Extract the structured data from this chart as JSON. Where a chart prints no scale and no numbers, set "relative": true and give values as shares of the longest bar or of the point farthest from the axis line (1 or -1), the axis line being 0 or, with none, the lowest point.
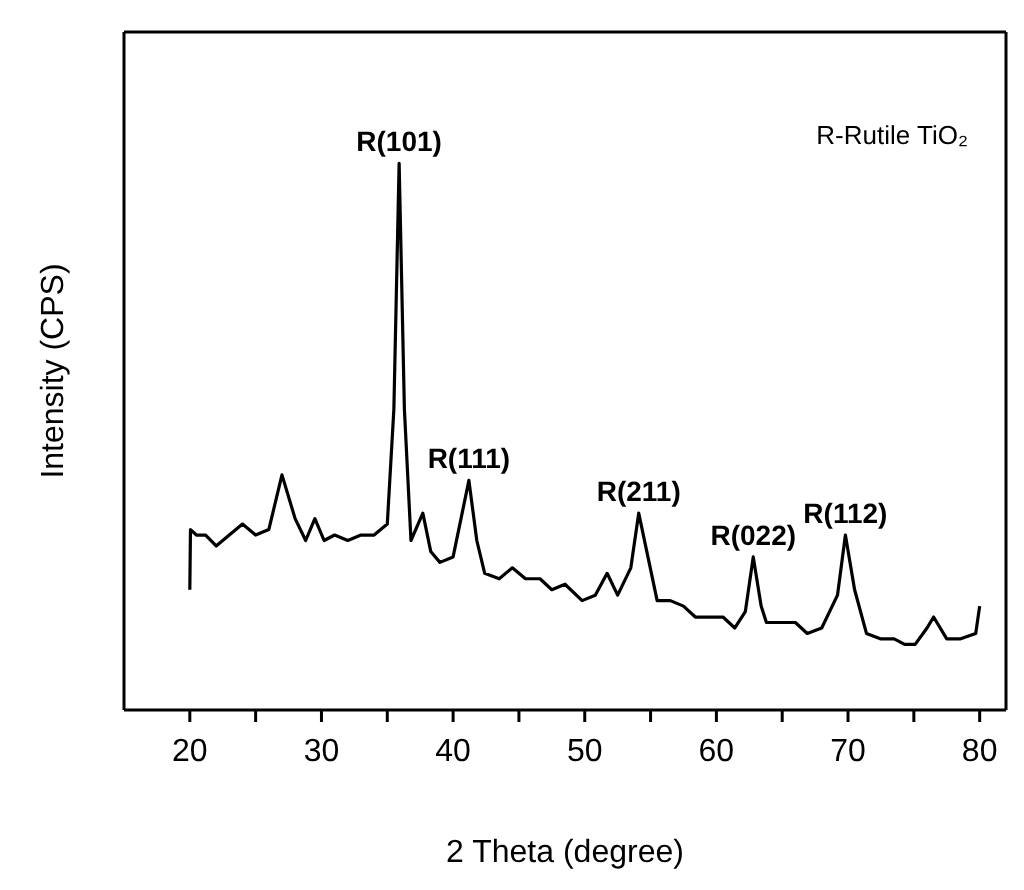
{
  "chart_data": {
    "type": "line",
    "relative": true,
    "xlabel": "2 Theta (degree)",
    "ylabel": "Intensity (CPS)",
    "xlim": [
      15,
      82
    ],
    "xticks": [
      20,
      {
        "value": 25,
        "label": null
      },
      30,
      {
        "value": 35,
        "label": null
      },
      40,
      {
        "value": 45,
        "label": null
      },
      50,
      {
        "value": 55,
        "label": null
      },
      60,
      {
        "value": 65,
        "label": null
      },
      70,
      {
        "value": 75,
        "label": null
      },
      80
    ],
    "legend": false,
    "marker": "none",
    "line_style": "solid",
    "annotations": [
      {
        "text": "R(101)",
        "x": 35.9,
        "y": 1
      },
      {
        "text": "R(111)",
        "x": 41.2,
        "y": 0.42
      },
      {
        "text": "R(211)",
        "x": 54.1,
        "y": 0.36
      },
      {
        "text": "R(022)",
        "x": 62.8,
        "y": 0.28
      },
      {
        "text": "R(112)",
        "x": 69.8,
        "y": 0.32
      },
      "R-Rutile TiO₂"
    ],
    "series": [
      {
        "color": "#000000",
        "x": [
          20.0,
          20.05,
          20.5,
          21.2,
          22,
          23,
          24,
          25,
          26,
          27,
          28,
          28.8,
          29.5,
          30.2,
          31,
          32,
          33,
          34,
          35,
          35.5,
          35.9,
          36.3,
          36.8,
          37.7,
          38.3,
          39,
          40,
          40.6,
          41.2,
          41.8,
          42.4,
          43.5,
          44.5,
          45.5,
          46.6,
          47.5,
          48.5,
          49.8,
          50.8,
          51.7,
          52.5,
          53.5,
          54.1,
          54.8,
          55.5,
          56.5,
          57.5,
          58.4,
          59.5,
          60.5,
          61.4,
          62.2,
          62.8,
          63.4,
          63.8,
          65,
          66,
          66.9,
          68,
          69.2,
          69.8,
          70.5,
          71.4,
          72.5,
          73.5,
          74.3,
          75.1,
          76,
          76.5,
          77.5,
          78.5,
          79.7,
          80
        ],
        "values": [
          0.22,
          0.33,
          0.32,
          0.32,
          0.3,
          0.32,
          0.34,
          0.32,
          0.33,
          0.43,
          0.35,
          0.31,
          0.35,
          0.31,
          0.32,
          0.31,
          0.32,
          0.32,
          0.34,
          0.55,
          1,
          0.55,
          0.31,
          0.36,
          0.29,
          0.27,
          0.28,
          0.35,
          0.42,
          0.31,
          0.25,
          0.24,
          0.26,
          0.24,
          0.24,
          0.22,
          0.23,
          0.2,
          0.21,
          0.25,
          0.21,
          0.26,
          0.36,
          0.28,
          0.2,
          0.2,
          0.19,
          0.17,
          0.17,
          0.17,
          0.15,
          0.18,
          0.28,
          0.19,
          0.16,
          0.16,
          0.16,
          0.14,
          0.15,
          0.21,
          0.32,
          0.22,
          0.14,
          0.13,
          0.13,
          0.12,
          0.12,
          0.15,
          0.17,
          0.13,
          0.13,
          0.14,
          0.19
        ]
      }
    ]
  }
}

Written instruction
Print out the whole of the material word for word, without pictures.

Correct response
Extract the structured data from this chart as JSON. Where a chart prints no scale and no numbers, set "relative": true and give values as shares of the longest bar or of the point farthest from the axis line (1 or -1), the axis line being 0 or, with none, the lowest point.
{
  "chart_data": {
    "type": "line",
    "relative": true,
    "xlabel": "2 Theta (degree)",
    "ylabel": "Intensity (CPS)",
    "xlim": [
      15,
      82
    ],
    "xticks": [
      20,
      {
        "value": 25,
        "label": null
      },
      30,
      {
        "value": 35,
        "label": null
      },
      40,
      {
        "value": 45,
        "label": null
      },
      50,
      {
        "value": 55,
        "label": null
      },
      60,
      {
        "value": 65,
        "label": null
      },
      70,
      {
        "value": 75,
        "label": null
      },
      80
    ],
    "legend": false,
    "marker": "none",
    "line_style": "solid",
    "annotations": [
      {
        "text": "R(101)",
        "x": 35.9,
        "y": 1
      },
      {
        "text": "R(111)",
        "x": 41.2,
        "y": 0.42
      },
      {
        "text": "R(211)",
        "x": 54.1,
        "y": 0.36
      },
      {
        "text": "R(022)",
        "x": 62.8,
        "y": 0.28
      },
      {
        "text": "R(112)",
        "x": 69.8,
        "y": 0.32
      },
      "R-Rutile TiO₂"
    ],
    "series": [
      {
        "color": "#000000",
        "x": [
          20.0,
          20.05,
          20.5,
          21.2,
          22,
          23,
          24,
          25,
          26,
          27,
          28,
          28.8,
          29.5,
          30.2,
          31,
          32,
          33,
          34,
          35,
          35.5,
          35.9,
          36.3,
          36.8,
          37.7,
          38.3,
          39,
          40,
          40.6,
          41.2,
          41.8,
          42.4,
          43.5,
          44.5,
          45.5,
          46.6,
          47.5,
          48.5,
          49.8,
          50.8,
          51.7,
          52.5,
          53.5,
          54.1,
          54.8,
          55.5,
          56.5,
          57.5,
          58.4,
          59.5,
          60.5,
          61.4,
          62.2,
          62.8,
          63.4,
          63.8,
          65,
          66,
          66.9,
          68,
          69.2,
          69.8,
          70.5,
          71.4,
          72.5,
          73.5,
          74.3,
          75.1,
          76,
          76.5,
          77.5,
          78.5,
          79.7,
          80
        ],
        "values": [
          0.22,
          0.33,
          0.32,
          0.32,
          0.3,
          0.32,
          0.34,
          0.32,
          0.33,
          0.43,
          0.35,
          0.31,
          0.35,
          0.31,
          0.32,
          0.31,
          0.32,
          0.32,
          0.34,
          0.55,
          1,
          0.55,
          0.31,
          0.36,
          0.29,
          0.27,
          0.28,
          0.35,
          0.42,
          0.31,
          0.25,
          0.24,
          0.26,
          0.24,
          0.24,
          0.22,
          0.23,
          0.2,
          0.21,
          0.25,
          0.21,
          0.26,
          0.36,
          0.28,
          0.2,
          0.2,
          0.19,
          0.17,
          0.17,
          0.17,
          0.15,
          0.18,
          0.28,
          0.19,
          0.16,
          0.16,
          0.16,
          0.14,
          0.15,
          0.21,
          0.32,
          0.22,
          0.14,
          0.13,
          0.13,
          0.12,
          0.12,
          0.15,
          0.17,
          0.13,
          0.13,
          0.14,
          0.19
        ]
      }
    ]
  }
}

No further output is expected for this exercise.